OBJECTIVE
Pictures are not part of the answer. Return the lines from the one containing "Give me a plain-text" through the end of the data, both included, exactly as they appear.

DATA ENTRIES
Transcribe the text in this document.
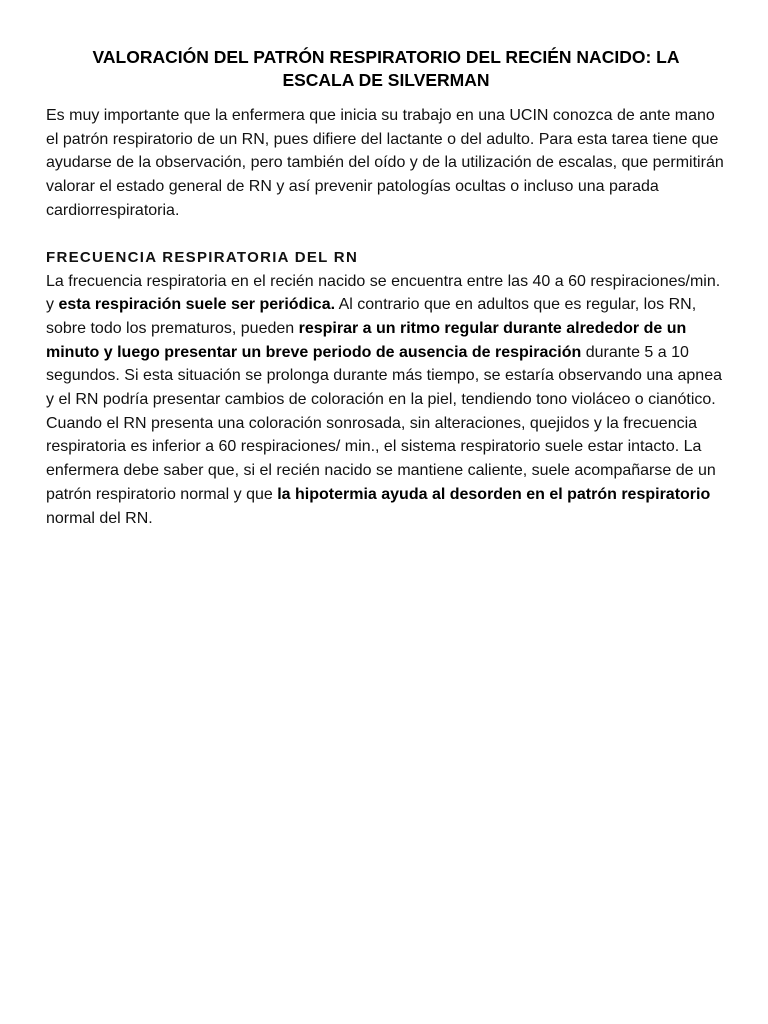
VALORACIÓN DEL PATRÓN RESPIRATORIO DEL RECIÉN NACIDO: LA
ESCALA DE SILVERMAN

Es muy importante que la enfermera que inicia su trabajo en una UCIN conozca de ante mano el patrón respiratorio de un RN, pues difiere del lactante o del adulto. Para esta tarea tiene que ayudarse de la observación, pero también del oído y de la utilización de escalas, que permitirán valorar el estado general de RN y así prevenir patologías ocultas o incluso una parada cardiorrespiratoria.

FRECUENCIA RESPIRATORIA DEL RN

La frecuencia respiratoria en el recién nacido se encuentra entre las 40 a 60 respiraciones/min. y esta respiración suele ser periódica. Al contrario que en adultos que es regular, los RN, sobre todo los prematuros, pueden respirar a un ritmo regular durante alrededor de un minuto y luego presentar un breve periodo de ausencia de respiración durante 5 a 10 segundos. Si esta situación se prolonga durante más tiempo, se estaría observando una apnea y el RN podría presentar cambios de coloración en la piel, tendiendo tono violáceo o cianótico.

Cuando el RN presenta una coloración sonrosada, sin alteraciones, quejidos y la frecuencia respiratoria es inferior a 60 respiraciones/ min., el sistema respiratorio suele estar intacto. La enfermera debe saber que, si el recién nacido se mantiene caliente, suele acompañarse de un patrón respiratorio normal y que la hipotermia ayuda al desorden en el patrón respiratorio normal del RN.
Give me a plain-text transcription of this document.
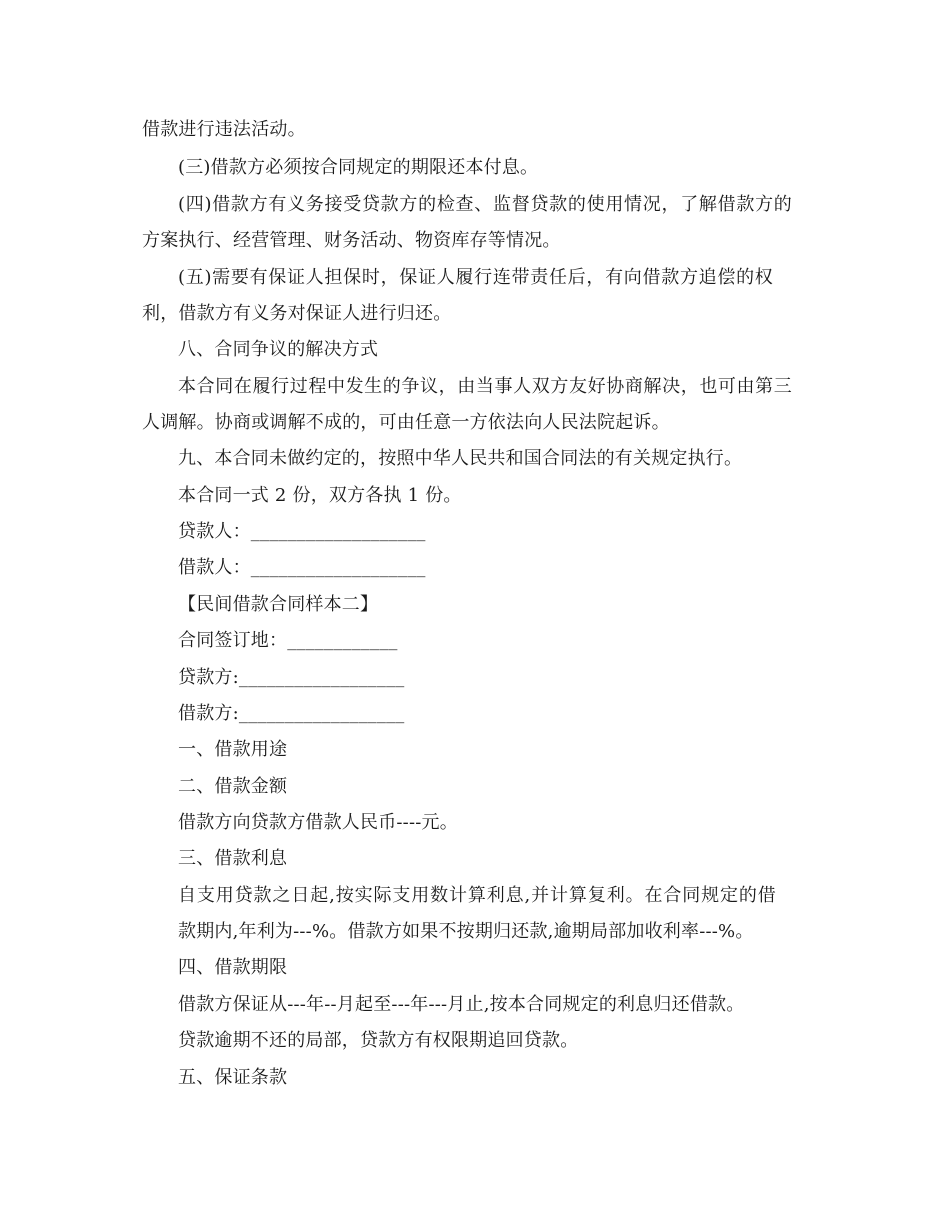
借款进行违法活动。
(三)借款方必须按合同规定的期限还本付息。
(四)借款方有义务接受贷款方的检查、监督贷款的使用情况，了解借款方的
方案执行、经营管理、财务活动、物资库存等情况。
(五)需要有保证人担保时，保证人履行连带责任后，有向借款方追偿的权
利，借款方有义务对保证人进行归还。
八、合同争议的解决方式
本合同在履行过程中发生的争议，由当事人双方友好协商解决，也可由第三
人调解。协商或调解不成的，可由任意一方依法向人民法院起诉。
九、本合同未做约定的，按照中华人民共和国合同法的有关规定执行。
本合同一式 2 份，双方各执 1 份。
贷款人：___________________
借款人：___________________
【民间借款合同样本二】
合同签订地：____________
贷款方:__________________
借款方:__________________
一、借款用途
二、借款金额
借款方向贷款方借款人民币----元。
三、借款利息
自支用贷款之日起,按实际支用数计算利息,并计算复利。在合同规定的借
款期内,年利为---%。借款方如果不按期归还款,逾期局部加收利率---%。
四、借款期限
借款方保证从---年--月起至---年---月止,按本合同规定的利息归还借款。
贷款逾期不还的局部，贷款方有权限期追回贷款。
五、保证条款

FINISHED ANSWER
Give me a plain-text transcription of this document.
借款进行违法活动。
(三)借款方必须按合同规定的期限还本付息。
(四)借款方有义务接受贷款方的检查、监督贷款的使用情况，了解借款方的
方案执行、经营管理、财务活动、物资库存等情况。
(五)需要有保证人担保时，保证人履行连带责任后，有向借款方追偿的权
利，借款方有义务对保证人进行归还。
八、合同争议的解决方式
本合同在履行过程中发生的争议，由当事人双方友好协商解决，也可由第三
人调解。协商或调解不成的，可由任意一方依法向人民法院起诉。
九、本合同未做约定的，按照中华人民共和国合同法的有关规定执行。
本合同一式 2 份，双方各执 1 份。
贷款人：___________________
借款人：___________________
【民间借款合同样本二】
合同签订地：____________
贷款方:__________________
借款方:__________________
一、借款用途
二、借款金额
借款方向贷款方借款人民币----元。
三、借款利息
自支用贷款之日起,按实际支用数计算利息,并计算复利。在合同规定的借
款期内,年利为---%。借款方如果不按期归还款,逾期局部加收利率---%。
四、借款期限
借款方保证从---年--月起至---年---月止,按本合同规定的利息归还借款。
贷款逾期不还的局部，贷款方有权限期追回贷款。
五、保证条款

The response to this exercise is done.